◆ Description of the task
Find the lines with "должна" in them and copy them out.

Saved data entries
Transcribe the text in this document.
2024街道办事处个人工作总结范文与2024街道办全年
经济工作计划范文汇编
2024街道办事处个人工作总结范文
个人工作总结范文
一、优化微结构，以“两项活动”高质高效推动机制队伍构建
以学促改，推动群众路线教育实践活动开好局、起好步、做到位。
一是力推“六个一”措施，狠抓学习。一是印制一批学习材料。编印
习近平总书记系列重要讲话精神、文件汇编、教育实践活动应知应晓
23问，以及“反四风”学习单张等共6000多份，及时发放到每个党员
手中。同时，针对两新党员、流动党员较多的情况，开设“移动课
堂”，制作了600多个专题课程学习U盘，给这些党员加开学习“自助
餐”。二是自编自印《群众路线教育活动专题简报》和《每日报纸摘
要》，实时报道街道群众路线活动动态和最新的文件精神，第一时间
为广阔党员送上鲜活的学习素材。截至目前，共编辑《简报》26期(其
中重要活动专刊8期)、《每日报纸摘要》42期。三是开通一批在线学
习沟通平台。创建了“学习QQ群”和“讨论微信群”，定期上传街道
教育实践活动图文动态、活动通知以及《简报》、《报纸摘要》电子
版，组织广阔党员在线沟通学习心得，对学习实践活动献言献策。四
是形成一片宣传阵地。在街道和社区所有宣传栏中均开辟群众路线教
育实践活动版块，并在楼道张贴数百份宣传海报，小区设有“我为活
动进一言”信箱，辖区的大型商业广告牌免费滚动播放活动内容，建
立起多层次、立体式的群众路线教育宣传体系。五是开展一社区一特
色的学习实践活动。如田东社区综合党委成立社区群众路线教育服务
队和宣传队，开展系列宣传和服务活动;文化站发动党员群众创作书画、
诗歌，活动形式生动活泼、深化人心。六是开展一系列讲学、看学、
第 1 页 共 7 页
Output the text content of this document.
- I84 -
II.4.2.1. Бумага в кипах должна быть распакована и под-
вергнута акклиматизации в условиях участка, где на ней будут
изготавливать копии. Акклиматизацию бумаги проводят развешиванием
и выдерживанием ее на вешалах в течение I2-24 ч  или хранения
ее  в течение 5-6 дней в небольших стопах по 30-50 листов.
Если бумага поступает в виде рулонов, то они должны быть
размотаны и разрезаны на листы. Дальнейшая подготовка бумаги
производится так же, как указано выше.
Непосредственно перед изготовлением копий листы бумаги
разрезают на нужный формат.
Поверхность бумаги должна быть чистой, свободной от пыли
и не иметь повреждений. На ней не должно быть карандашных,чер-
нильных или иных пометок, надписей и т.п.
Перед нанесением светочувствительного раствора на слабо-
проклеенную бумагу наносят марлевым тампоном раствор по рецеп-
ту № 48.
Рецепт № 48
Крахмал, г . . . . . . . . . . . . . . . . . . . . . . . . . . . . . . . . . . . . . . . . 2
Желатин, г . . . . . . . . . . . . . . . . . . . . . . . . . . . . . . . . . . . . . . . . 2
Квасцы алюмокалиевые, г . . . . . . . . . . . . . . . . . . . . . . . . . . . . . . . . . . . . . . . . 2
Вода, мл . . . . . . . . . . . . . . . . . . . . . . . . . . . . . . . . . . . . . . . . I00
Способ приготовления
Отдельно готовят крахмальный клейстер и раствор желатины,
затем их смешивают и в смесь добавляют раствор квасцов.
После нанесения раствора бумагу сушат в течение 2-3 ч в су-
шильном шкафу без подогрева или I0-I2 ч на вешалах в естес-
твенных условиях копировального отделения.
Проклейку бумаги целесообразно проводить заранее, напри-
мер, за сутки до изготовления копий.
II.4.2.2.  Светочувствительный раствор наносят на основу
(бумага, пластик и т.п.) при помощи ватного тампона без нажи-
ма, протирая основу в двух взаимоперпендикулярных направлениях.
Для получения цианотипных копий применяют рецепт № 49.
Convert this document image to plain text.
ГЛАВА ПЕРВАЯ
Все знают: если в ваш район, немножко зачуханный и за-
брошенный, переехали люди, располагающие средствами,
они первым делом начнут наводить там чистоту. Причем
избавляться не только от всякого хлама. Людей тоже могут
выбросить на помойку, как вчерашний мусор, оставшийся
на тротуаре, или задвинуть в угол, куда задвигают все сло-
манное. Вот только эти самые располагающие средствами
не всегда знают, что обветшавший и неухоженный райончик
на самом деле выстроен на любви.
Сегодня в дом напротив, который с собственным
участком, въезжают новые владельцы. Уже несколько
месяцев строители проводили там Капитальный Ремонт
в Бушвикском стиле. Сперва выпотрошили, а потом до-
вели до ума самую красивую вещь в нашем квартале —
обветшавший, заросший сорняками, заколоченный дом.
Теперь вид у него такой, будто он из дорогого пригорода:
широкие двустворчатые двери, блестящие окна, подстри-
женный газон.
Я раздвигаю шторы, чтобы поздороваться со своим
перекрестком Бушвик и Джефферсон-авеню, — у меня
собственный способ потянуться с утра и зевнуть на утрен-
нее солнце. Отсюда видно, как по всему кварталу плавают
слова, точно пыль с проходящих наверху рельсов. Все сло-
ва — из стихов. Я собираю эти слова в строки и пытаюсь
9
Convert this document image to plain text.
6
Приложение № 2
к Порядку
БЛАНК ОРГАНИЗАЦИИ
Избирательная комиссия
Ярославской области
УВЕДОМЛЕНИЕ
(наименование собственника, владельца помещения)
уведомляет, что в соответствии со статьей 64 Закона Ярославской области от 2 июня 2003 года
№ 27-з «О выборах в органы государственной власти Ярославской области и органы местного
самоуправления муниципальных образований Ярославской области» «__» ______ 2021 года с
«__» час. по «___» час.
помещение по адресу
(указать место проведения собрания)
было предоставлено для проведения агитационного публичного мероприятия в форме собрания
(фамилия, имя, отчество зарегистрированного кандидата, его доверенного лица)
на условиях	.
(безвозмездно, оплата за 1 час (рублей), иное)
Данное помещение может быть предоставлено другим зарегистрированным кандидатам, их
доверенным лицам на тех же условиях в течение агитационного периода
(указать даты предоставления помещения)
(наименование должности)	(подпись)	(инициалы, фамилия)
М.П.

◆ Task output
II.4.2.1. Бумага в кипах должна быть распакована и под-
Поверхность бумаги должна быть чистой, свободной от пыли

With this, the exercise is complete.